**Written problem**
Tally the lines holding the word "国家食品药品监督管理局" and state the count by itself.

**Data excerpts**
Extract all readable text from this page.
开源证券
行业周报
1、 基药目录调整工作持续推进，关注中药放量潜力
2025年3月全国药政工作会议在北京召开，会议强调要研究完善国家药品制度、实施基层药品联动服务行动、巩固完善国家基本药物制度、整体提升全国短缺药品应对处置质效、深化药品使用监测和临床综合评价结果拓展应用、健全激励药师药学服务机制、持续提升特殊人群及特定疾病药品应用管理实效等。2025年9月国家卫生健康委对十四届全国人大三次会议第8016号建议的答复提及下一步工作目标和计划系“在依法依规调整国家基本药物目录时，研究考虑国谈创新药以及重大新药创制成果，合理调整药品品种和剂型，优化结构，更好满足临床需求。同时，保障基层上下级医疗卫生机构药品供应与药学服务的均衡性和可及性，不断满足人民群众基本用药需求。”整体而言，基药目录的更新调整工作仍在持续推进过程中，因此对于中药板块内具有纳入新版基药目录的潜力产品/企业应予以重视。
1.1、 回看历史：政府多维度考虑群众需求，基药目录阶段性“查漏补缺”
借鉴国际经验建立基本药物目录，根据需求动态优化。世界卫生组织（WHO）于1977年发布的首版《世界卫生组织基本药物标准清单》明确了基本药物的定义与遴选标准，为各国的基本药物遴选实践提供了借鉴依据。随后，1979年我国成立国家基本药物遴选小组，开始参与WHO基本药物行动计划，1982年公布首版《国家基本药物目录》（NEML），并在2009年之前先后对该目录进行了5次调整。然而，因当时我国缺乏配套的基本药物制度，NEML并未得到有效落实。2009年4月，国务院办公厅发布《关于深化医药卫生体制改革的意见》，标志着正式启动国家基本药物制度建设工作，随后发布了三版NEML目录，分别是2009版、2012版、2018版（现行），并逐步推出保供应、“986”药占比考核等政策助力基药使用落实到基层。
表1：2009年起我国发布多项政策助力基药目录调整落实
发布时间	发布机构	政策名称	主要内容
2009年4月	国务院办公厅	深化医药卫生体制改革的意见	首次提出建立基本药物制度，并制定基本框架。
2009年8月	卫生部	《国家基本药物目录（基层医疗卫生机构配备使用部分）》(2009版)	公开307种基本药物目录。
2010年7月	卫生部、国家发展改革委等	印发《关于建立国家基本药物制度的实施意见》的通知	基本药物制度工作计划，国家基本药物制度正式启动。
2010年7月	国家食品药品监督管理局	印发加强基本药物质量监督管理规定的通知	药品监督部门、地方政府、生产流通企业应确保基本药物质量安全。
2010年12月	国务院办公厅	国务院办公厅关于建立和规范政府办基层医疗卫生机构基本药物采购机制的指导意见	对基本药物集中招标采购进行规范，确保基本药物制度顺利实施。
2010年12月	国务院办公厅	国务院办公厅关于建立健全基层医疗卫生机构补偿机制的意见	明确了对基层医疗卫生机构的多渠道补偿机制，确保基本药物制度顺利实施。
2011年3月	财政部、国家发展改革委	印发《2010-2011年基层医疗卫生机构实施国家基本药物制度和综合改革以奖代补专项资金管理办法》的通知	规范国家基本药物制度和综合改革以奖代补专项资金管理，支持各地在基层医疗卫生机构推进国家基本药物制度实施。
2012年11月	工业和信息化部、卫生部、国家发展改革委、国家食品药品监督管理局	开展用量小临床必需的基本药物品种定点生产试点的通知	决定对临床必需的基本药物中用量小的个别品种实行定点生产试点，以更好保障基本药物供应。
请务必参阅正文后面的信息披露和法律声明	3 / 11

**Result**
2